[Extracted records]
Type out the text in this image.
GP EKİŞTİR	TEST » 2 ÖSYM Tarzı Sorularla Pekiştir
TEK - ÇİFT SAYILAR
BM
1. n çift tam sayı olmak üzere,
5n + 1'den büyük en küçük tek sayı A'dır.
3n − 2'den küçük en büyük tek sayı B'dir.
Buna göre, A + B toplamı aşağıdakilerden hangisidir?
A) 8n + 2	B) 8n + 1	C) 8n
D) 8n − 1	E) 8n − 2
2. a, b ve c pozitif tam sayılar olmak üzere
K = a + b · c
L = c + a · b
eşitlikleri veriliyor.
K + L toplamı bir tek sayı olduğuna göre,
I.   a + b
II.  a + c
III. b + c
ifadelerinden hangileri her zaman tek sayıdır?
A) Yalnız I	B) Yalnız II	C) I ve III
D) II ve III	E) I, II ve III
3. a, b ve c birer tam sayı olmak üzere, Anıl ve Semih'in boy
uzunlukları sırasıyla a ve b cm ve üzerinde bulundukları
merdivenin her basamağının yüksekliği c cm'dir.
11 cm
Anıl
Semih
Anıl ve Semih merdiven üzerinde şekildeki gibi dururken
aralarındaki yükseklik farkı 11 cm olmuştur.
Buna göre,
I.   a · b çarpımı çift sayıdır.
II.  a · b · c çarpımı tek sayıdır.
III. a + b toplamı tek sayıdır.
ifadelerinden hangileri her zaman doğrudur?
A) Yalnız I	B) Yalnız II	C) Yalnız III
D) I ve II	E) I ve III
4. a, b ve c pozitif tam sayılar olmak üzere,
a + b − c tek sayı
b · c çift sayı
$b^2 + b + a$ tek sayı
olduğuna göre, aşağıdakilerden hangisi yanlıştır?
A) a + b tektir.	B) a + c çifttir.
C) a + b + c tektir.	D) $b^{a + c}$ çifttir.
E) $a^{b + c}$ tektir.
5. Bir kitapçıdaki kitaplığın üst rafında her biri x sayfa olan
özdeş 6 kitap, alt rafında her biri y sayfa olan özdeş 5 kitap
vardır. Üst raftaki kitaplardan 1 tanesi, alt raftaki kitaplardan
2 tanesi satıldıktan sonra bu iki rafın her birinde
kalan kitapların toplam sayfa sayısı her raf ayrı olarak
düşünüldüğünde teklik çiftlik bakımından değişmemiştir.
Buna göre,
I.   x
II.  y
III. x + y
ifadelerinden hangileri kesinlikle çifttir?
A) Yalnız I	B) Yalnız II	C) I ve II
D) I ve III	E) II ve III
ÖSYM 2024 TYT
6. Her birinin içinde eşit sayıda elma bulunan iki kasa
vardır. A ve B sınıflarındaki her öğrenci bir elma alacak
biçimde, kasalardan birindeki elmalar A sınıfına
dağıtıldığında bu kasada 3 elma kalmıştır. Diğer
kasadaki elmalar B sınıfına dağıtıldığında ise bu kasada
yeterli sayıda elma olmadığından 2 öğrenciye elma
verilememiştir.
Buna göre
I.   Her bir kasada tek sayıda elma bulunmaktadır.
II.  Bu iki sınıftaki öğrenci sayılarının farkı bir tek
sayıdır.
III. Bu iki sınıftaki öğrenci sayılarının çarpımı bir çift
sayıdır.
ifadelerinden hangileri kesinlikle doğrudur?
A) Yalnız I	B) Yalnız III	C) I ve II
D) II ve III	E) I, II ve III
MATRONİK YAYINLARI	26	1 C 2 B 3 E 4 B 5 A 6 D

- _SET TASK_:
In the material above, find the lines that contain "Semih" and show them.

- _FULL RESPONSE_:
3. a, b ve c birer tam sayı olmak üzere, Anıl ve Semih'in boy
Semih
Anıl ve Semih merdiven üzerinde şekildeki gibi dururken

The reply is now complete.